### WHAT YOU HAVE TO DO
Please transcribe every line of the records below exactly, character for character.

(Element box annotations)
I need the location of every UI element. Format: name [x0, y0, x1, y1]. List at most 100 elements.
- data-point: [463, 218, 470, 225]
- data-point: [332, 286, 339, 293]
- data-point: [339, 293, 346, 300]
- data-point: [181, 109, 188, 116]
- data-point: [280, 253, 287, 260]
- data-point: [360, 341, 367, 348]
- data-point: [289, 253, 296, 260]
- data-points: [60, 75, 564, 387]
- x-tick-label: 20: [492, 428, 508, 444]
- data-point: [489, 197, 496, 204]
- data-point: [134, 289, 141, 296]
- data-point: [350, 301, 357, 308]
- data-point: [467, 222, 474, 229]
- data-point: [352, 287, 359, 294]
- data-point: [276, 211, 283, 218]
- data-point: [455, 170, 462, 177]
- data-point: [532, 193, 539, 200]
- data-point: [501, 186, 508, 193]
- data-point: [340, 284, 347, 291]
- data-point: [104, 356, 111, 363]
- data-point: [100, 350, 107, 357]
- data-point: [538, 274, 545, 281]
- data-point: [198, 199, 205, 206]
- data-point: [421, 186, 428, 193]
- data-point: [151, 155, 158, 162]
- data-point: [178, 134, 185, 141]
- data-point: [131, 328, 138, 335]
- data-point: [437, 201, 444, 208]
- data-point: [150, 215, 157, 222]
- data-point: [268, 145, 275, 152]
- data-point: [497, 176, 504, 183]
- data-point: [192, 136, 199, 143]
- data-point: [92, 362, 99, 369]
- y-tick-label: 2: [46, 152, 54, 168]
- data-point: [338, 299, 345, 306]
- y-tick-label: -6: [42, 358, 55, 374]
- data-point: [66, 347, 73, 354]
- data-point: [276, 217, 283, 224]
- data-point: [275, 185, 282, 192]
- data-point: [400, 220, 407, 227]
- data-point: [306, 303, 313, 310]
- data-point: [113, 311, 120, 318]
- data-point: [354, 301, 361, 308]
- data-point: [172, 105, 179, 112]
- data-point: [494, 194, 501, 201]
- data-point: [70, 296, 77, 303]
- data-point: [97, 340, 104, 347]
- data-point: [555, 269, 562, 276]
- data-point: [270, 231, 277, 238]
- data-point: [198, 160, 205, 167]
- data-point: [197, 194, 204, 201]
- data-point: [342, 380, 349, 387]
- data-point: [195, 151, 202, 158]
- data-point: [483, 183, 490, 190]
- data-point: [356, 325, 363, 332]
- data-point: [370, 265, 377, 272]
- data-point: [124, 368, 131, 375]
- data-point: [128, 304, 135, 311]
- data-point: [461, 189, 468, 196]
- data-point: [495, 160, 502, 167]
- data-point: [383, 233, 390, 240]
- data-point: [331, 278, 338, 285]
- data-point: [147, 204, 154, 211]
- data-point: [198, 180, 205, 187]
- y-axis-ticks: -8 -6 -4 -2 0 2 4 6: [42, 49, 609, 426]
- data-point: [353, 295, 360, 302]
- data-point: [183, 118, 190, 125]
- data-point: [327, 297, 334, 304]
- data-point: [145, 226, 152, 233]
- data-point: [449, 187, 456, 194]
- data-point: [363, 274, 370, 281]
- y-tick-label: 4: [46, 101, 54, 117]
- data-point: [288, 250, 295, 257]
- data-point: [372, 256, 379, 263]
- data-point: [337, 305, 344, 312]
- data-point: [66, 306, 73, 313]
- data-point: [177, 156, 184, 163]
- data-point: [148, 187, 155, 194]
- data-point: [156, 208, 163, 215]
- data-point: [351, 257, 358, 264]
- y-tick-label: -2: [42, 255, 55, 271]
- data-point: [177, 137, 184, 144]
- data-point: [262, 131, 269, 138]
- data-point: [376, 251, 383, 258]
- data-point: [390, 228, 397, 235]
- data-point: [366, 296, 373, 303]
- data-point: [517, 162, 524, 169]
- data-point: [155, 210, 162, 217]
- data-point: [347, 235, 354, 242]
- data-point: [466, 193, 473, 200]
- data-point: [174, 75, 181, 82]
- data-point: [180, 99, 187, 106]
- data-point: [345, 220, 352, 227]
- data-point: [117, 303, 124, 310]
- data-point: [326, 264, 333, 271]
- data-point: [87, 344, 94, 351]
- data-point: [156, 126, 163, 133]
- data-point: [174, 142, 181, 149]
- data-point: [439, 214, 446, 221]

### EXPECTED ANSWER
I need the location of every UI element. Format: name [x0, y0, x1, y1]. List at most 100 elements.
- data-point: [463, 218, 470, 225]
- data-point: [332, 286, 339, 293]
- data-point: [339, 293, 346, 300]
- data-point: [181, 109, 188, 116]
- data-point: [280, 253, 287, 260]
- data-point: [360, 341, 367, 348]
- data-point: [289, 253, 296, 260]
- data-points: [60, 75, 564, 387]
- x-tick-label: 20: [492, 428, 508, 444]
- data-point: [489, 197, 496, 204]
- data-point: [134, 289, 141, 296]
- data-point: [350, 301, 357, 308]
- data-point: [467, 222, 474, 229]
- data-point: [352, 287, 359, 294]
- data-point: [276, 211, 283, 218]
- data-point: [455, 170, 462, 177]
- data-point: [532, 193, 539, 200]
- data-point: [501, 186, 508, 193]
- data-point: [340, 284, 347, 291]
- data-point: [104, 356, 111, 363]
- data-point: [100, 350, 107, 357]
- data-point: [538, 274, 545, 281]
- data-point: [198, 199, 205, 206]
- data-point: [421, 186, 428, 193]
- data-point: [151, 155, 158, 162]
- data-point: [178, 134, 185, 141]
- data-point: [131, 328, 138, 335]
- data-point: [437, 201, 444, 208]
- data-point: [150, 215, 157, 222]
- data-point: [268, 145, 275, 152]
- data-point: [497, 176, 504, 183]
- data-point: [192, 136, 199, 143]
- data-point: [92, 362, 99, 369]
- y-tick-label: 2: [46, 152, 54, 168]
- data-point: [338, 299, 345, 306]
- y-tick-label: -6: [42, 358, 55, 374]
- data-point: [66, 347, 73, 354]
- data-point: [276, 217, 283, 224]
- data-point: [275, 185, 282, 192]
- data-point: [400, 220, 407, 227]
- data-point: [306, 303, 313, 310]
- data-point: [113, 311, 120, 318]
- data-point: [354, 301, 361, 308]
- data-point: [172, 105, 179, 112]
- data-point: [494, 194, 501, 201]
- data-point: [70, 296, 77, 303]
- data-point: [97, 340, 104, 347]
- data-point: [555, 269, 562, 276]
- data-point: [270, 231, 277, 238]
- data-point: [198, 160, 205, 167]
- data-point: [197, 194, 204, 201]
- data-point: [342, 380, 349, 387]
- data-point: [195, 151, 202, 158]
- data-point: [483, 183, 490, 190]
- data-point: [356, 325, 363, 332]
- data-point: [370, 265, 377, 272]
- data-point: [124, 368, 131, 375]
- data-point: [128, 304, 135, 311]
- data-point: [461, 189, 468, 196]
- data-point: [495, 160, 502, 167]
- data-point: [383, 233, 390, 240]
- data-point: [331, 278, 338, 285]
- data-point: [147, 204, 154, 211]
- data-point: [198, 180, 205, 187]
- y-axis-ticks: -8 -6 -4 -2 0 2 4 6: [42, 49, 609, 426]
- data-point: [353, 295, 360, 302]
- data-point: [183, 118, 190, 125]
- data-point: [327, 297, 334, 304]
- data-point: [145, 226, 152, 233]
- data-point: [449, 187, 456, 194]
- data-point: [363, 274, 370, 281]
- y-tick-label: 4: [46, 101, 54, 117]
- data-point: [288, 250, 295, 257]
- data-point: [372, 256, 379, 263]
- data-point: [337, 305, 344, 312]
- data-point: [66, 306, 73, 313]
- data-point: [177, 156, 184, 163]
- data-point: [148, 187, 155, 194]
- data-point: [156, 208, 163, 215]
- data-point: [351, 257, 358, 264]
- y-tick-label: -2: [42, 255, 55, 271]
- data-point: [177, 137, 184, 144]
- data-point: [262, 131, 269, 138]
- data-point: [376, 251, 383, 258]
- data-point: [390, 228, 397, 235]
- data-point: [366, 296, 373, 303]
- data-point: [517, 162, 524, 169]
- data-point: [155, 210, 162, 217]
- data-point: [347, 235, 354, 242]
- data-point: [466, 193, 473, 200]
- data-point: [174, 75, 181, 82]
- data-point: [180, 99, 187, 106]
- data-point: [345, 220, 352, 227]
- data-point: [117, 303, 124, 310]
- data-point: [326, 264, 333, 271]
- data-point: [87, 344, 94, 351]
- data-point: [156, 126, 163, 133]
- data-point: [174, 142, 181, 149]
- data-point: [439, 214, 446, 221]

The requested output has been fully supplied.